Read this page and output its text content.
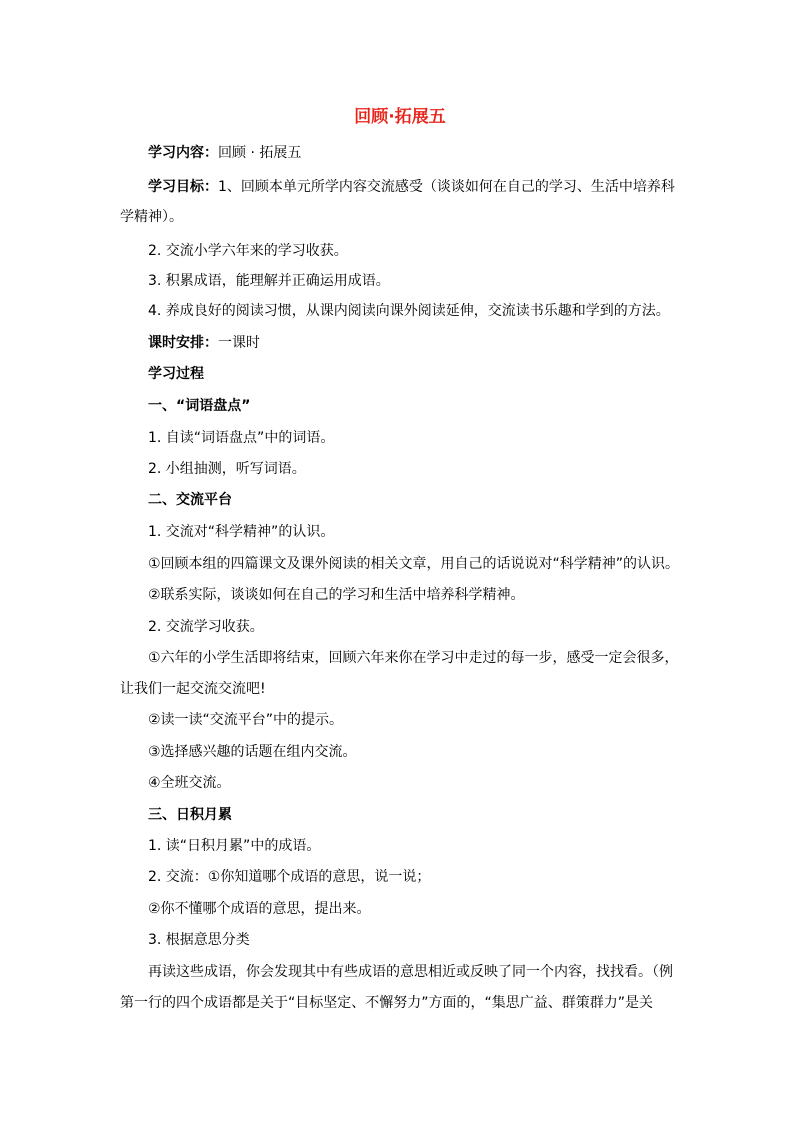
回顾·拓展五
学习内容：回顾 · 拓展五
学习目标：1、回顾本单元所学内容交流感受（谈谈如何在自己的学习、生活中培养科
学精神）。
2. 交流小学六年来的学习收获。
3. 积累成语，能理解并正确运用成语。
4. 养成良好的阅读习惯，从课内阅读向课外阅读延伸，交流读书乐趣和学到的方法。
课时安排：一课时
学习过程
一、“词语盘点”
1. 自读“词语盘点”中的词语。
2. 小组抽测，听写词语。
二、交流平台
1. 交流对“科学精神”的认识。
①回顾本组的四篇课文及课外阅读的相关文章，用自己的话说说对“科学精神”的认识。
②联系实际，谈谈如何在自己的学习和生活中培养科学精神。
2. 交流学习收获。
①六年的小学生活即将结束，回顾六年来你在学习中走过的每一步，感受一定会很多，
让我们一起交流交流吧!
②读一读“交流平台”中的提示。
③选择感兴趣的话题在组内交流。
④全班交流。
三、日积月累
1. 读“日积月累”中的成语。
2. 交流：①你知道哪个成语的意思，说一说；
②你不懂哪个成语的意思，提出来。
3. 根据意思分类
再读这些成语，你会发现其中有些成语的意思相近或反映了同一个内容，找找看。（例
第一行的四个成语都是关于“目标坚定、不懈努力”方面的，“集思广益、群策群力”是关
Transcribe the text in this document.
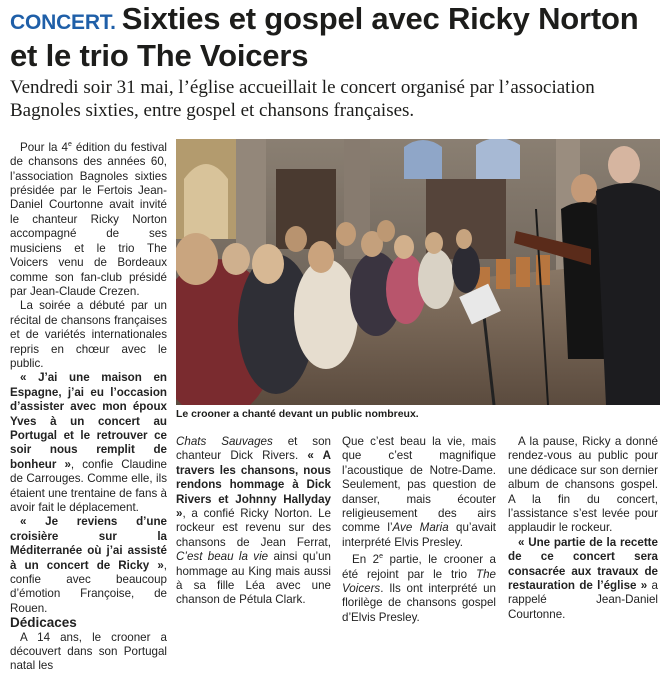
CONCERT. Sixties et gospel avec Ricky Norton et le trio The Voicers
Vendredi soir 31 mai, l’église accueillait le concert organisé par l’association Bagnoles sixties, entre gospel et chansons françaises.

Pour la 4e édition du festival de chansons des années 60, l’association Bagnoles sixties présidée par le Fertois Jean-Daniel Courtonne avait invité le chanteur Ricky Norton accompagné de ses musiciens et le trio The Voicers venu de Bordeaux comme son fan-club présidé par Jean-Claude Crezen.

La soirée a débuté par un récital de chansons françaises et de variétés internationales repris en chœur avec le public.

« J’ai une maison en Espagne, j’ai eu l’occasion d’assister avec mon époux Yves à un concert au Portugal et le retrouver ce soir nous remplit de bonheur », confie Claudine de Carrouges. Comme elle, ils étaient une trentaine de fans à avoir fait le déplacement.

« Je reviens d’une croisière sur la Méditerranée où j’ai assisté à un concert de Ricky », confie avec beaucoup d’émotion Françoise, de Rouen.

Dédicaces

A 14 ans, le crooner a découvert dans son Portugal natal les

Le crooner a chanté devant un public nombreux.

Chats Sauvages et son chanteur Dick Rivers. « A travers les chansons, nous rendons hommage à Dick Rivers et Johnny Hallyday », a confié Ricky Norton. Le rockeur est revenu sur des chansons de Jean Ferrat, C’est beau la vie ainsi qu’un hommage au King mais aussi à sa fille Léa avec une chanson de Pétula Clark.

Que c’est beau la vie, mais que c’est magnifique l’acoustique de Notre-Dame. Seulement, pas question de danser, mais écouter religieusement des airs comme l’Ave Maria qu’avait interprété Elvis Presley.

En 2e partie, le crooner a été rejoint par le trio The Voicers. Ils ont interprété un florilège de chansons gospel d’Elvis Presley.

A la pause, Ricky a donné rendez-vous au public pour une dédicace sur son dernier album de chansons gospel. A la fin du concert, l’assistance s’est levée pour applaudir le rockeur.

« Une partie de la recette de ce concert sera consacrée aux travaux de restauration de l’église » a rappelé Jean-Daniel Courtonne.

*Instructions to follow*:
Leave out the pictures and print every line of the data exactly.

*Finished task*:
Read this page and output its text content.
回顾·拓展五
学习内容：回顾 · 拓展五
学习目标：1、回顾本单元所学内容交流感受（谈谈如何在自己的学习、生活中培养科
学精神）。
2. 交流小学六年来的学习收获。
3. 积累成语，能理解并正确运用成语。
4. 养成良好的阅读习惯，从课内阅读向课外阅读延伸，交流读书乐趣和学到的方法。
课时安排：一课时
学习过程
一、“词语盘点”
1. 自读“词语盘点”中的词语。
2. 小组抽测，听写词语。
二、交流平台
1. 交流对“科学精神”的认识。
①回顾本组的四篇课文及课外阅读的相关文章，用自己的话说说对“科学精神”的认识。
②联系实际，谈谈如何在自己的学习和生活中培养科学精神。
2. 交流学习收获。
①六年的小学生活即将结束，回顾六年来你在学习中走过的每一步，感受一定会很多，
让我们一起交流交流吧!
②读一读“交流平台”中的提示。
③选择感兴趣的话题在组内交流。
④全班交流。
三、日积月累
1. 读“日积月累”中的成语。
2. 交流：①你知道哪个成语的意思，说一说；
②你不懂哪个成语的意思，提出来。
3. 根据意思分类
再读这些成语，你会发现其中有些成语的意思相近或反映了同一个内容，找找看。（例
第一行的四个成语都是关于“目标坚定、不懈努力”方面的，“集思广益、群策群力”是关
Transcribe the text in this document.
CONCERT. Sixties et gospel avec Ricky Norton et le trio The Voicers
Vendredi soir 31 mai, l’église accueillait le concert organisé par l’association Bagnoles sixties, entre gospel et chansons françaises.

Pour la 4e édition du festival de chansons des années 60, l’association Bagnoles sixties présidée par le Fertois Jean-Daniel Courtonne avait invité le chanteur Ricky Norton accompagné de ses musiciens et le trio The Voicers venu de Bordeaux comme son fan-club présidé par Jean-Claude Crezen.

La soirée a débuté par un récital de chansons françaises et de variétés internationales repris en chœur avec le public.

« J’ai une maison en Espagne, j’ai eu l’occasion d’assister avec mon époux Yves à un concert au Portugal et le retrouver ce soir nous remplit de bonheur », confie Claudine de Carrouges. Comme elle, ils étaient une trentaine de fans à avoir fait le déplacement.

« Je reviens d’une croisière sur la Méditerranée où j’ai assisté à un concert de Ricky », confie avec beaucoup d’émotion Françoise, de Rouen.

Dédicaces

A 14 ans, le crooner a découvert dans son Portugal natal les

Le crooner a chanté devant un public nombreux.

Chats Sauvages et son chanteur Dick Rivers. « A travers les chansons, nous rendons hommage à Dick Rivers et Johnny Hallyday », a confié Ricky Norton. Le rockeur est revenu sur des chansons de Jean Ferrat, C’est beau la vie ainsi qu’un hommage au King mais aussi à sa fille Léa avec une chanson de Pétula Clark.

Que c’est beau la vie, mais que c’est magnifique l’acoustique de Notre-Dame. Seulement, pas question de danser, mais écouter religieusement des airs comme l’Ave Maria qu’avait interprété Elvis Presley.

En 2e partie, le crooner a été rejoint par le trio The Voicers. Ils ont interprété un florilège de chansons gospel d’Elvis Presley.

A la pause, Ricky a donné rendez-vous au public pour une dédicace sur son dernier album de chansons gospel. A la fin du concert, l’assistance s’est levée pour applaudir le rockeur.

« Une partie de la recette de ce concert sera consacrée aux travaux de restauration de l’église » a rappelé Jean-Daniel Courtonne.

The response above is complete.